→ TASK REQUIREMENTS
Transcribe each of the records below exactly, excluding all pictures.

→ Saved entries

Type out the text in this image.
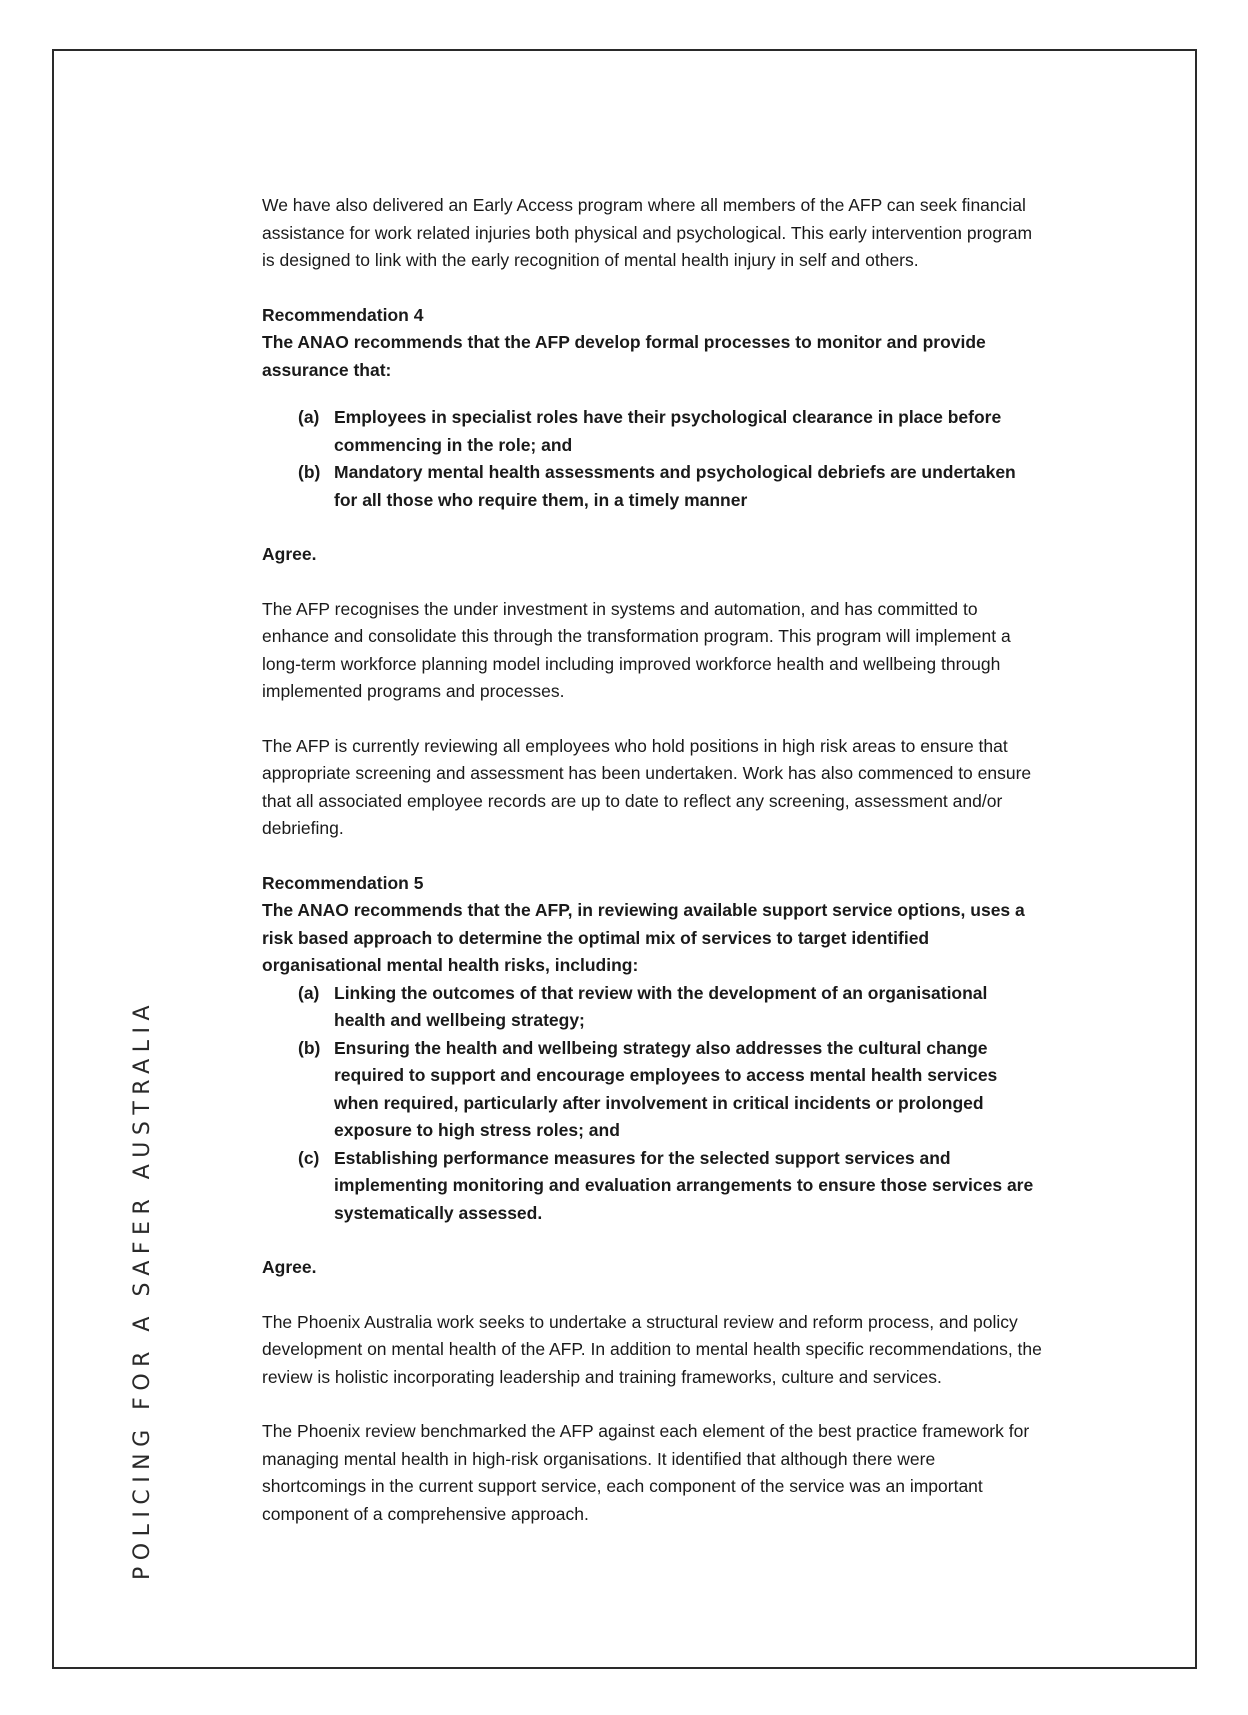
POLICING FOR A SAFER AUSTRALIA

We have also delivered an Early Access program where all members of the AFP can seek financial assistance for work related injuries both physical and psychological. This early intervention program is designed to link with the early recognition of mental health injury in self and others.

Recommendation 4

The ANAO recommends that the AFP develop formal processes to monitor and provide assurance that:

(a) Employees in specialist roles have their psychological clearance in place before commencing in the role; and
(b) Mandatory mental health assessments and psychological debriefs are undertaken for all those who require them, in a timely manner

Agree.

The AFP recognises the under investment in systems and automation, and has committed to enhance and consolidate this through the transformation program. This program will implement a long-term workforce planning model including improved workforce health and wellbeing through implemented programs and processes.

The AFP is currently reviewing all employees who hold positions in high risk areas to ensure that appropriate screening and assessment has been undertaken. Work has also commenced to ensure that all associated employee records are up to date to reflect any screening, assessment and/or debriefing.

Recommendation 5

The ANAO recommends that the AFP, in reviewing available support service options, uses a risk based approach to determine the optimal mix of services to target identified organisational mental health risks, including:

(a) Linking the outcomes of that review with the development of an organisational health and wellbeing strategy;
(b) Ensuring the health and wellbeing strategy also addresses the cultural change required to support and encourage employees to access mental health services when required, particularly after involvement in critical incidents or prolonged exposure to high stress roles; and
(c) Establishing performance measures for the selected support services and implementing monitoring and evaluation arrangements to ensure those services are systematically assessed.

Agree.

The Phoenix Australia work seeks to undertake a structural review and reform process, and policy development on mental health of the AFP. In addition to mental health specific recommendations, the review is holistic incorporating leadership and training frameworks, culture and services.

The Phoenix review benchmarked the AFP against each element of the best practice framework for managing mental health in high-risk organisations. It identified that although there were shortcomings in the current support service, each component of the service was an important component of a comprehensive approach.
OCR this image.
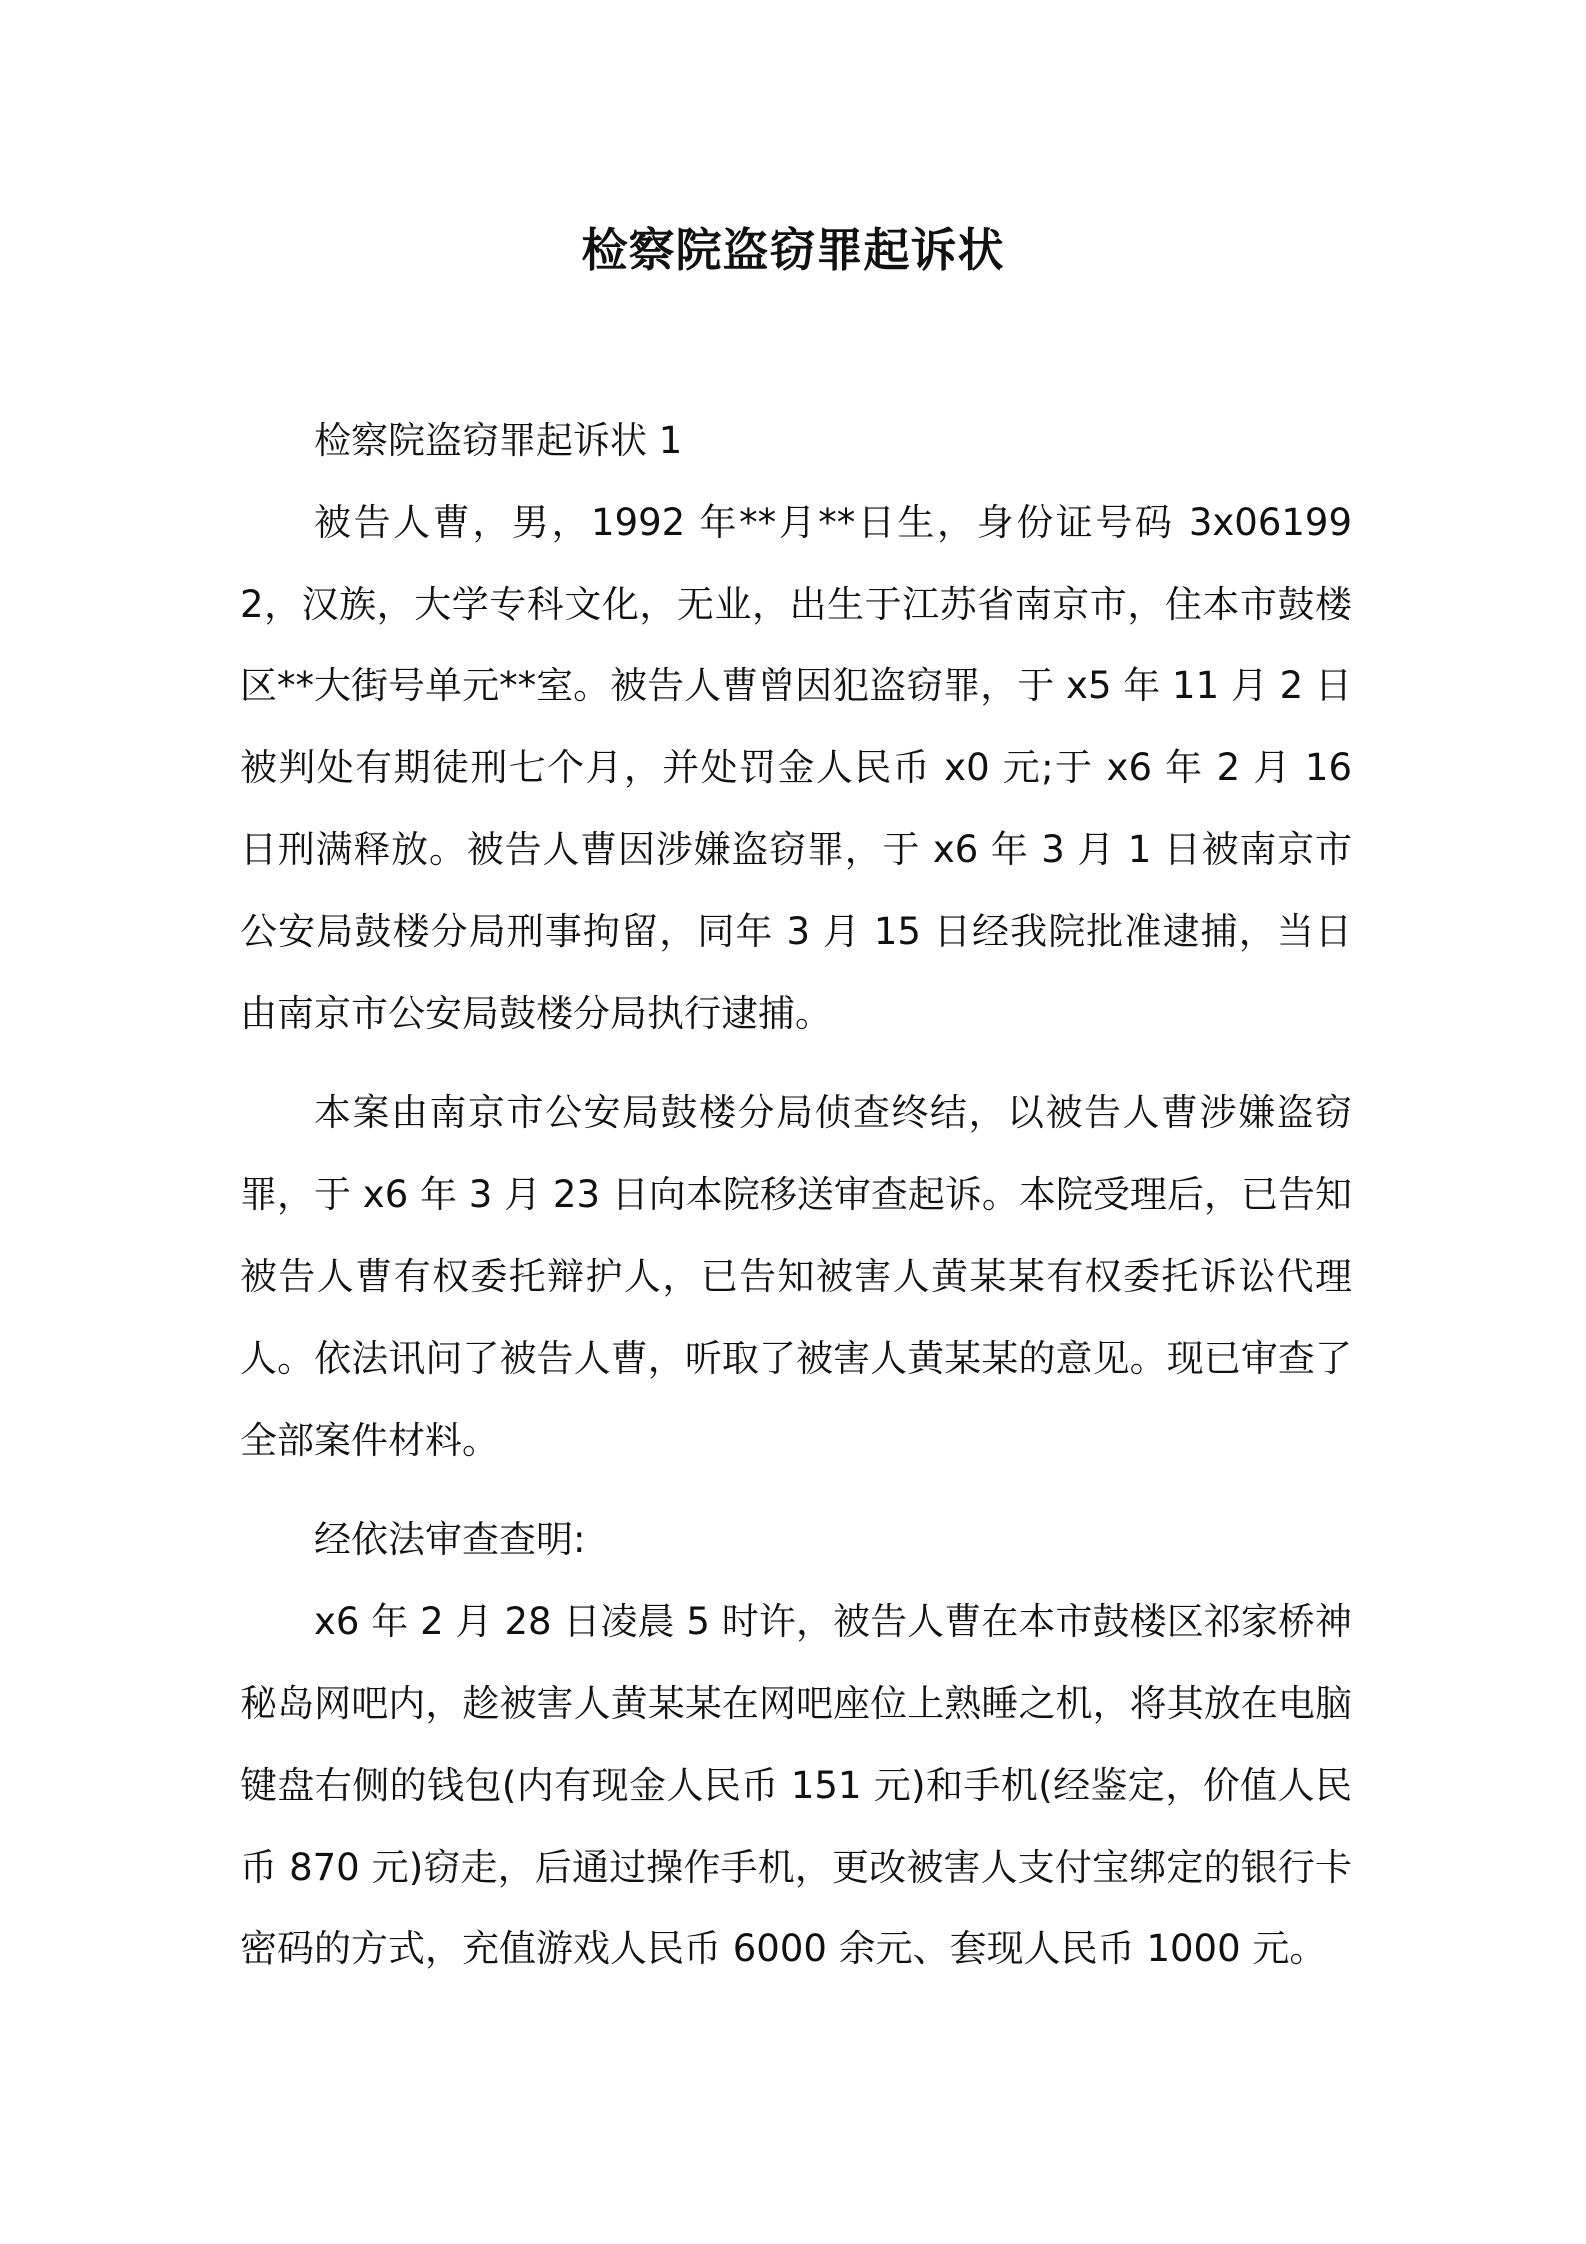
检察院盗窃罪起诉状

检察院盗窃罪起诉状 1

被告人曹，男，1992 年**月**日生，身份证号码 3x061992，汉族，大学专科文化，无业，出生于江苏省南京市，住本市鼓楼区**大街号单元**室。被告人曹曾因犯盗窃罪，于 x5 年 11 月 2 日被判处有期徒刑七个月，并处罚金人民币 x0 元;于 x6 年 2 月 16 日刑满释放。被告人曹因涉嫌盗窃罪，于 x6 年 3 月 1 日被南京市公安局鼓楼分局刑事拘留，同年 3 月 15 日经我院批准逮捕，当日由南京市公安局鼓楼分局执行逮捕。

本案由南京市公安局鼓楼分局侦查终结，以被告人曹涉嫌盗窃罪，于 x6 年 3 月 23 日向本院移送审查起诉。本院受理后，已告知被告人曹有权委托辩护人，已告知被害人黄某某有权委托诉讼代理人。依法讯问了被告人曹，听取了被害人黄某某的意见。现已审查了全部案件材料。

经依法审查查明:

x6 年 2 月 28 日凌晨 5 时许，被告人曹在本市鼓楼区祁家桥神秘岛网吧内，趁被害人黄某某在网吧座位上熟睡之机，将其放在电脑键盘右侧的钱包(内有现金人民币 151 元)和手机(经鉴定，价值人民币 870 元)窃走，后通过操作手机，更改被害人支付宝绑定的银行卡密码的方式，充值游戏人民币 6000 余元、套现人民币 1000 元。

→ THE COMPLETED TASK
Type out the text in this image.
POLICING FOR A SAFER AUSTRALIA

We have also delivered an Early Access program where all members of the AFP can seek financial assistance for work related injuries both physical and psychological. This early intervention program is designed to link with the early recognition of mental health injury in self and others.

Recommendation 4

The ANAO recommends that the AFP develop formal processes to monitor and provide assurance that:

(a) Employees in specialist roles have their psychological clearance in place before commencing in the role; and
(b) Mandatory mental health assessments and psychological debriefs are undertaken for all those who require them, in a timely manner

Agree.

The AFP recognises the under investment in systems and automation, and has committed to enhance and consolidate this through the transformation program. This program will implement a long-term workforce planning model including improved workforce health and wellbeing through implemented programs and processes.

The AFP is currently reviewing all employees who hold positions in high risk areas to ensure that appropriate screening and assessment has been undertaken. Work has also commenced to ensure that all associated employee records are up to date to reflect any screening, assessment and/or debriefing.

Recommendation 5

The ANAO recommends that the AFP, in reviewing available support service options, uses a risk based approach to determine the optimal mix of services to target identified organisational mental health risks, including:

(a) Linking the outcomes of that review with the development of an organisational health and wellbeing strategy;
(b) Ensuring the health and wellbeing strategy also addresses the cultural change required to support and encourage employees to access mental health services when required, particularly after involvement in critical incidents or prolonged exposure to high stress roles; and
(c) Establishing performance measures for the selected support services and implementing monitoring and evaluation arrangements to ensure those services are systematically assessed.

Agree.

The Phoenix Australia work seeks to undertake a structural review and reform process, and policy development on mental health of the AFP. In addition to mental health specific recommendations, the review is holistic incorporating leadership and training frameworks, culture and services.

The Phoenix review benchmarked the AFP against each element of the best practice framework for managing mental health in high-risk organisations. It identified that although there were shortcomings in the current support service, each component of the service was an important component of a comprehensive approach.
OCR this image.
检察院盗窃罪起诉状

检察院盗窃罪起诉状 1

被告人曹，男，1992 年**月**日生，身份证号码 3x061992，汉族，大学专科文化，无业，出生于江苏省南京市，住本市鼓楼区**大街号单元**室。被告人曹曾因犯盗窃罪，于 x5 年 11 月 2 日被判处有期徒刑七个月，并处罚金人民币 x0 元;于 x6 年 2 月 16 日刑满释放。被告人曹因涉嫌盗窃罪，于 x6 年 3 月 1 日被南京市公安局鼓楼分局刑事拘留，同年 3 月 15 日经我院批准逮捕，当日由南京市公安局鼓楼分局执行逮捕。

本案由南京市公安局鼓楼分局侦查终结，以被告人曹涉嫌盗窃罪，于 x6 年 3 月 23 日向本院移送审查起诉。本院受理后，已告知被告人曹有权委托辩护人，已告知被害人黄某某有权委托诉讼代理人。依法讯问了被告人曹，听取了被害人黄某某的意见。现已审查了全部案件材料。

经依法审查查明:

x6 年 2 月 28 日凌晨 5 时许，被告人曹在本市鼓楼区祁家桥神秘岛网吧内，趁被害人黄某某在网吧座位上熟睡之机，将其放在电脑键盘右侧的钱包(内有现金人民币 151 元)和手机(经鉴定，价值人民币 870 元)窃走，后通过操作手机，更改被害人支付宝绑定的银行卡密码的方式，充值游戏人民币 6000 余元、套现人民币 1000 元。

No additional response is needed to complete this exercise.